What you have to do - All of the entries below are to be repeated word for word.

Supplied data -
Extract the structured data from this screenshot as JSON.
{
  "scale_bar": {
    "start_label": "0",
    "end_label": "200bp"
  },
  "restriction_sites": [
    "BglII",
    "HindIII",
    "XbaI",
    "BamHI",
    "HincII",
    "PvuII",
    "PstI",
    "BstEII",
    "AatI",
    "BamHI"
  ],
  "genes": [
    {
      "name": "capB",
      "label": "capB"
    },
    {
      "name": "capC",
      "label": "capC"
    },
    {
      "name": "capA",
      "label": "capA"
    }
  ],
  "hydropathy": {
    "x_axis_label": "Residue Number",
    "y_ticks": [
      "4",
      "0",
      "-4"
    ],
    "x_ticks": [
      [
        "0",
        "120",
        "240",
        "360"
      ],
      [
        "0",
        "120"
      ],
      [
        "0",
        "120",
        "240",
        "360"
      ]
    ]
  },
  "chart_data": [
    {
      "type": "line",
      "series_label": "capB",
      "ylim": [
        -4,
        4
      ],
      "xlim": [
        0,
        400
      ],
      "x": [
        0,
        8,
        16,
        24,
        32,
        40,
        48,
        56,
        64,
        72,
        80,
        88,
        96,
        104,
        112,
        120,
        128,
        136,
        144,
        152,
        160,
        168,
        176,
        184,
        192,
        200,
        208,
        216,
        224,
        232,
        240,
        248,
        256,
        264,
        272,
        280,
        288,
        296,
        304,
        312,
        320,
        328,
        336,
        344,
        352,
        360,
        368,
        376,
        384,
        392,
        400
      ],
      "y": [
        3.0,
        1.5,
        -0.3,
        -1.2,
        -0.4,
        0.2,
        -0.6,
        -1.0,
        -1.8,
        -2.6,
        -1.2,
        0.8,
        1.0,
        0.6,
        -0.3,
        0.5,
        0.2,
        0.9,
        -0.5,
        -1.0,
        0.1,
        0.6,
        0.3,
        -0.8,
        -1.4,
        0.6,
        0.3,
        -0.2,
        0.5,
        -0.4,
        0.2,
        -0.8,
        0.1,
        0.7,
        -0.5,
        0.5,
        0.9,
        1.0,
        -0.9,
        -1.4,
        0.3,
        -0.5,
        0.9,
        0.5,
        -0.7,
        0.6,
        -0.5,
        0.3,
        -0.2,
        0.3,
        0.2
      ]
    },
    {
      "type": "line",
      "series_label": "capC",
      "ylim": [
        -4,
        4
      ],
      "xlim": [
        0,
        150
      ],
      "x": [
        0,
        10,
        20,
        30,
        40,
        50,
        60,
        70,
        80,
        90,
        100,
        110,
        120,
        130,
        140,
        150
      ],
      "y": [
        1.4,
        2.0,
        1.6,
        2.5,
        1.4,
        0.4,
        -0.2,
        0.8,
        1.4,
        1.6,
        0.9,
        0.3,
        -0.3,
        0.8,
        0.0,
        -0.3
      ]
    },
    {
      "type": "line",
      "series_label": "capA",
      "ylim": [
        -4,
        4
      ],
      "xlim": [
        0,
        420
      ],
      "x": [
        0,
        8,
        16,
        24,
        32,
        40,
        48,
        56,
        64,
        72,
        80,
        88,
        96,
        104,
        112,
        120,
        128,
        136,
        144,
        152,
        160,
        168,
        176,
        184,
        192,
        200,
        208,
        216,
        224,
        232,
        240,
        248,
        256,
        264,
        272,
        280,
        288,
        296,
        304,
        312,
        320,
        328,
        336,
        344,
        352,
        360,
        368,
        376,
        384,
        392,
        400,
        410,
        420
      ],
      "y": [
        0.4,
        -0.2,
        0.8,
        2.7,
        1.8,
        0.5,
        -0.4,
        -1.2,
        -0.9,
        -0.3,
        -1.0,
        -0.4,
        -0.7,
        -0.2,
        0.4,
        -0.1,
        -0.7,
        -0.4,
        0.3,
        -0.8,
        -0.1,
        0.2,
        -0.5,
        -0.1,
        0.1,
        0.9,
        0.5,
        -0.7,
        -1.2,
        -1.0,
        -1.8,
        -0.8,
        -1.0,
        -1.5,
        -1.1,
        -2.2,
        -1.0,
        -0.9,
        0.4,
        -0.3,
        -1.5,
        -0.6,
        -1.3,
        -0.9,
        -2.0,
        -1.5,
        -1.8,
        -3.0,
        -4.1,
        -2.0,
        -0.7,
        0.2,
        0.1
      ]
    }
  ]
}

Task response -
Extract the structured data from this screenshot as JSON.
{
  "scale_bar": {
    "start_label": "0",
    "end_label": "200bp"
  },
  "restriction_sites": [
    "BglII",
    "HindIII",
    "XbaI",
    "BamHI",
    "HincII",
    "PvuII",
    "PstI",
    "BstEII",
    "AatI",
    "BamHI"
  ],
  "genes": [
    {
      "name": "capB",
      "label": "capB"
    },
    {
      "name": "capC",
      "label": "capC"
    },
    {
      "name": "capA",
      "label": "capA"
    }
  ],
  "hydropathy": {
    "x_axis_label": "Residue Number",
    "y_ticks": [
      "4",
      "0",
      "-4"
    ],
    "x_ticks": [
      [
        "0",
        "120",
        "240",
        "360"
      ],
      [
        "0",
        "120"
      ],
      [
        "0",
        "120",
        "240",
        "360"
      ]
    ]
  },
  "chart_data": [
    {
      "type": "line",
      "series_label": "capB",
      "ylim": [
        -4,
        4
      ],
      "xlim": [
        0,
        400
      ],
      "x": [
        0,
        8,
        16,
        24,
        32,
        40,
        48,
        56,
        64,
        72,
        80,
        88,
        96,
        104,
        112,
        120,
        128,
        136,
        144,
        152,
        160,
        168,
        176,
        184,
        192,
        200,
        208,
        216,
        224,
        232,
        240,
        248,
        256,
        264,
        272,
        280,
        288,
        296,
        304,
        312,
        320,
        328,
        336,
        344,
        352,
        360,
        368,
        376,
        384,
        392,
        400
      ],
      "y": [
        3.0,
        1.5,
        -0.3,
        -1.2,
        -0.4,
        0.2,
        -0.6,
        -1.0,
        -1.8,
        -2.6,
        -1.2,
        0.8,
        1.0,
        0.6,
        -0.3,
        0.5,
        0.2,
        0.9,
        -0.5,
        -1.0,
        0.1,
        0.6,
        0.3,
        -0.8,
        -1.4,
        0.6,
        0.3,
        -0.2,
        0.5,
        -0.4,
        0.2,
        -0.8,
        0.1,
        0.7,
        -0.5,
        0.5,
        0.9,
        1.0,
        -0.9,
        -1.4,
        0.3,
        -0.5,
        0.9,
        0.5,
        -0.7,
        0.6,
        -0.5,
        0.3,
        -0.2,
        0.3,
        0.2
      ]
    },
    {
      "type": "line",
      "series_label": "capC",
      "ylim": [
        -4,
        4
      ],
      "xlim": [
        0,
        150
      ],
      "x": [
        0,
        10,
        20,
        30,
        40,
        50,
        60,
        70,
        80,
        90,
        100,
        110,
        120,
        130,
        140,
        150
      ],
      "y": [
        1.4,
        2.0,
        1.6,
        2.5,
        1.4,
        0.4,
        -0.2,
        0.8,
        1.4,
        1.6,
        0.9,
        0.3,
        -0.3,
        0.8,
        0.0,
        -0.3
      ]
    },
    {
      "type": "line",
      "series_label": "capA",
      "ylim": [
        -4,
        4
      ],
      "xlim": [
        0,
        420
      ],
      "x": [
        0,
        8,
        16,
        24,
        32,
        40,
        48,
        56,
        64,
        72,
        80,
        88,
        96,
        104,
        112,
        120,
        128,
        136,
        144,
        152,
        160,
        168,
        176,
        184,
        192,
        200,
        208,
        216,
        224,
        232,
        240,
        248,
        256,
        264,
        272,
        280,
        288,
        296,
        304,
        312,
        320,
        328,
        336,
        344,
        352,
        360,
        368,
        376,
        384,
        392,
        400,
        410,
        420
      ],
      "y": [
        0.4,
        -0.2,
        0.8,
        2.7,
        1.8,
        0.5,
        -0.4,
        -1.2,
        -0.9,
        -0.3,
        -1.0,
        -0.4,
        -0.7,
        -0.2,
        0.4,
        -0.1,
        -0.7,
        -0.4,
        0.3,
        -0.8,
        -0.1,
        0.2,
        -0.5,
        -0.1,
        0.1,
        0.9,
        0.5,
        -0.7,
        -1.2,
        -1.0,
        -1.8,
        -0.8,
        -1.0,
        -1.5,
        -1.1,
        -2.2,
        -1.0,
        -0.9,
        0.4,
        -0.3,
        -1.5,
        -0.6,
        -1.3,
        -0.9,
        -2.0,
        -1.5,
        -1.8,
        -3.0,
        -4.1,
        -2.0,
        -0.7,
        0.2,
        0.1
      ]
    }
  ]
}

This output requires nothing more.